> [Exercise brief] Extract the full set of records that follows, word for word.

┌────────

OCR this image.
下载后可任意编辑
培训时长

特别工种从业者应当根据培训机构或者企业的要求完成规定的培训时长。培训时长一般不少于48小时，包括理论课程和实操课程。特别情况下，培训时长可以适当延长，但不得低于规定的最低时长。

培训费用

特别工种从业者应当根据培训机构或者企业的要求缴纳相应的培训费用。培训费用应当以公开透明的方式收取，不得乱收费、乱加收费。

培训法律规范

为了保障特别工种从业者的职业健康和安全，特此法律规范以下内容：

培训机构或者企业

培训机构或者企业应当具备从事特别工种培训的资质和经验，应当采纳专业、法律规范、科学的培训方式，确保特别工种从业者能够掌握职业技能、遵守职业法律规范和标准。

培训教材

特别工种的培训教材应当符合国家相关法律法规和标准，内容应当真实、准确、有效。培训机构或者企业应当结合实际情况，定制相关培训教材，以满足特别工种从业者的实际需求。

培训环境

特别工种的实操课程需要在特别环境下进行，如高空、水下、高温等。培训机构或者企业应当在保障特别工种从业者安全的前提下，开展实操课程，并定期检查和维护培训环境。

└────────

> [Task solution]
OCR this image.
下载后可任意编辑
培训时长

特别工种从业者应当根据培训机构或者企业的要求完成规定的培训时长。培训时长一般不少于48小时，包括理论课程和实操课程。特别情况下，培训时长可以适当延长，但不得低于规定的最低时长。

培训费用

特别工种从业者应当根据培训机构或者企业的要求缴纳相应的培训费用。培训费用应当以公开透明的方式收取，不得乱收费、乱加收费。

培训法律规范

为了保障特别工种从业者的职业健康和安全，特此法律规范以下内容：

培训机构或者企业

培训机构或者企业应当具备从事特别工种培训的资质和经验，应当采纳专业、法律规范、科学的培训方式，确保特别工种从业者能够掌握职业技能、遵守职业法律规范和标准。

培训教材

特别工种的培训教材应当符合国家相关法律法规和标准，内容应当真实、准确、有效。培训机构或者企业应当结合实际情况，定制相关培训教材，以满足特别工种从业者的实际需求。

培训环境

特别工种的实操课程需要在特别环境下进行，如高空、水下、高温等。培训机构或者企业应当在保障特别工种从业者安全的前提下，开展实操课程，并定期检查和维护培训环境。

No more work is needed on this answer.